**Challenge**. Reproduce all of the material exactly as shown.

**Extracted material**.

::::::::::

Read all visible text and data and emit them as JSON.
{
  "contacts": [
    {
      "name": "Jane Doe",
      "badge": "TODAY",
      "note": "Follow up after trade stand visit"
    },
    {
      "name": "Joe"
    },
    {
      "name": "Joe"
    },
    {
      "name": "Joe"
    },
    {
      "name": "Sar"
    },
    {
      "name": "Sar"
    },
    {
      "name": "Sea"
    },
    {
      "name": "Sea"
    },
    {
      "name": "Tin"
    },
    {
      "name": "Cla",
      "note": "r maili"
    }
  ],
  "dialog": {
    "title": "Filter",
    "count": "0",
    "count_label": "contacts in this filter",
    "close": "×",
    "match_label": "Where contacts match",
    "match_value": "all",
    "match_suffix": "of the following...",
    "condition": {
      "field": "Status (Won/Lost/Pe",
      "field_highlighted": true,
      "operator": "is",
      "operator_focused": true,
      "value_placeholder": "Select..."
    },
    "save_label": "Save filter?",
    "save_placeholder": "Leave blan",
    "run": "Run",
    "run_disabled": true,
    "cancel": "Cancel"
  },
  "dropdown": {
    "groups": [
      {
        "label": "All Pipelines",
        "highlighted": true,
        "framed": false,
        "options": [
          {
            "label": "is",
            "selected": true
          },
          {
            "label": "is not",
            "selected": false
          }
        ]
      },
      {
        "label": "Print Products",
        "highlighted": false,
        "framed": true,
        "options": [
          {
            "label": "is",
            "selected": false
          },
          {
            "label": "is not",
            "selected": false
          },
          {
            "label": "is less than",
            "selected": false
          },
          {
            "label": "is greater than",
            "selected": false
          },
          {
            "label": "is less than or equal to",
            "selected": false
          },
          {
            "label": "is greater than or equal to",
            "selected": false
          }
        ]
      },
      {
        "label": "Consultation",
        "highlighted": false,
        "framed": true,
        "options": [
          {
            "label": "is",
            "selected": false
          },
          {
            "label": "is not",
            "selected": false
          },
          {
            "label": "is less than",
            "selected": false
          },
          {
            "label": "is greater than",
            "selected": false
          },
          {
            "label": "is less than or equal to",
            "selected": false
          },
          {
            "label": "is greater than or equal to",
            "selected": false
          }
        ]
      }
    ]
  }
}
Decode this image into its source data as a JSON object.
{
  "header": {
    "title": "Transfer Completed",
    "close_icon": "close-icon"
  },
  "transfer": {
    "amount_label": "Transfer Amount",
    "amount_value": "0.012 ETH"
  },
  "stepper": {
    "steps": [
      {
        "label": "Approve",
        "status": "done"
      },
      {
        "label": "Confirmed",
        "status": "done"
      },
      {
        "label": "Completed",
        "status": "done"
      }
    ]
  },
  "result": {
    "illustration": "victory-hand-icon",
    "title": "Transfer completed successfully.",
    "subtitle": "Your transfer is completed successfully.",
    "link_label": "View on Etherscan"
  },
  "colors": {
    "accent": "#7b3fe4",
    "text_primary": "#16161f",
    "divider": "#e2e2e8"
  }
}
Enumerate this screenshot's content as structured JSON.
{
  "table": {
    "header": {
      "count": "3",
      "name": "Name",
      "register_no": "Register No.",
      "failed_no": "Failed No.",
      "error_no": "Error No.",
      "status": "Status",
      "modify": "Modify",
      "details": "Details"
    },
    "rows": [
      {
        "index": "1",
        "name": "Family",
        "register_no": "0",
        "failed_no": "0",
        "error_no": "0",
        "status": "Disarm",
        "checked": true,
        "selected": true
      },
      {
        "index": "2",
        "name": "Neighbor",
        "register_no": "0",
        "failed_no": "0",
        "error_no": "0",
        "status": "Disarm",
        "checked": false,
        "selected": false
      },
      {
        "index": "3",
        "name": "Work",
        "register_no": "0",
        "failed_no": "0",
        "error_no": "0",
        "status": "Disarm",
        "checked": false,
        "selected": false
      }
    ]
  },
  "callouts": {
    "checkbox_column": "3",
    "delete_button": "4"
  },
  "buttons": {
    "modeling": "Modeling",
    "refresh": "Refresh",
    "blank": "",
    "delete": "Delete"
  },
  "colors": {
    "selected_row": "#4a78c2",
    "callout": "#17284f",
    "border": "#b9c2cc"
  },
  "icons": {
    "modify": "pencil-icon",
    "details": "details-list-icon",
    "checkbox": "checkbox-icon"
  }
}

::::::::::

**Result of this task**.
Read all visible text and data and emit them as JSON.
{
  "contacts": [
    {
      "name": "Jane Doe",
      "badge": "TODAY",
      "note": "Follow up after trade stand visit"
    },
    {
      "name": "Joe"
    },
    {
      "name": "Joe"
    },
    {
      "name": "Joe"
    },
    {
      "name": "Sar"
    },
    {
      "name": "Sar"
    },
    {
      "name": "Sea"
    },
    {
      "name": "Sea"
    },
    {
      "name": "Tin"
    },
    {
      "name": "Cla",
      "note": "r maili"
    }
  ],
  "dialog": {
    "title": "Filter",
    "count": "0",
    "count_label": "contacts in this filter",
    "close": "×",
    "match_label": "Where contacts match",
    "match_value": "all",
    "match_suffix": "of the following...",
    "condition": {
      "field": "Status (Won/Lost/Pe",
      "field_highlighted": true,
      "operator": "is",
      "operator_focused": true,
      "value_placeholder": "Select..."
    },
    "save_label": "Save filter?",
    "save_placeholder": "Leave blan",
    "run": "Run",
    "run_disabled": true,
    "cancel": "Cancel"
  },
  "dropdown": {
    "groups": [
      {
        "label": "All Pipelines",
        "highlighted": true,
        "framed": false,
        "options": [
          {
            "label": "is",
            "selected": true
          },
          {
            "label": "is not",
            "selected": false
          }
        ]
      },
      {
        "label": "Print Products",
        "highlighted": false,
        "framed": true,
        "options": [
          {
            "label": "is",
            "selected": false
          },
          {
            "label": "is not",
            "selected": false
          },
          {
            "label": "is less than",
            "selected": false
          },
          {
            "label": "is greater than",
            "selected": false
          },
          {
            "label": "is less than or equal to",
            "selected": false
          },
          {
            "label": "is greater than or equal to",
            "selected": false
          }
        ]
      },
      {
        "label": "Consultation",
        "highlighted": false,
        "framed": true,
        "options": [
          {
            "label": "is",
            "selected": false
          },
          {
            "label": "is not",
            "selected": false
          },
          {
            "label": "is less than",
            "selected": false
          },
          {
            "label": "is greater than",
            "selected": false
          },
          {
            "label": "is less than or equal to",
            "selected": false
          },
          {
            "label": "is greater than or equal to",
            "selected": false
          }
        ]
      }
    ]
  }
}
Decode this image into its source data as a JSON object.
{
  "header": {
    "title": "Transfer Completed",
    "close_icon": "close-icon"
  },
  "transfer": {
    "amount_label": "Transfer Amount",
    "amount_value": "0.012 ETH"
  },
  "stepper": {
    "steps": [
      {
        "label": "Approve",
        "status": "done"
      },
      {
        "label": "Confirmed",
        "status": "done"
      },
      {
        "label": "Completed",
        "status": "done"
      }
    ]
  },
  "result": {
    "illustration": "victory-hand-icon",
    "title": "Transfer completed successfully.",
    "subtitle": "Your transfer is completed successfully.",
    "link_label": "View on Etherscan"
  },
  "colors": {
    "accent": "#7b3fe4",
    "text_primary": "#16161f",
    "divider": "#e2e2e8"
  }
}
Enumerate this screenshot's content as structured JSON.
{
  "table": {
    "header": {
      "count": "3",
      "name": "Name",
      "register_no": "Register No.",
      "failed_no": "Failed No.",
      "error_no": "Error No.",
      "status": "Status",
      "modify": "Modify",
      "details": "Details"
    },
    "rows": [
      {
        "index": "1",
        "name": "Family",
        "register_no": "0",
        "failed_no": "0",
        "error_no": "0",
        "status": "Disarm",
        "checked": true,
        "selected": true
      },
      {
        "index": "2",
        "name": "Neighbor",
        "register_no": "0",
        "failed_no": "0",
        "error_no": "0",
        "status": "Disarm",
        "checked": false,
        "selected": false
      },
      {
        "index": "3",
        "name": "Work",
        "register_no": "0",
        "failed_no": "0",
        "error_no": "0",
        "status": "Disarm",
        "checked": false,
        "selected": false
      }
    ]
  },
  "callouts": {
    "checkbox_column": "3",
    "delete_button": "4"
  },
  "buttons": {
    "modeling": "Modeling",
    "refresh": "Refresh",
    "blank": "",
    "delete": "Delete"
  },
  "colors": {
    "selected_row": "#4a78c2",
    "callout": "#17284f",
    "border": "#b9c2cc"
  },
  "icons": {
    "modify": "pencil-icon",
    "details": "details-list-icon",
    "checkbox": "checkbox-icon"
  }
}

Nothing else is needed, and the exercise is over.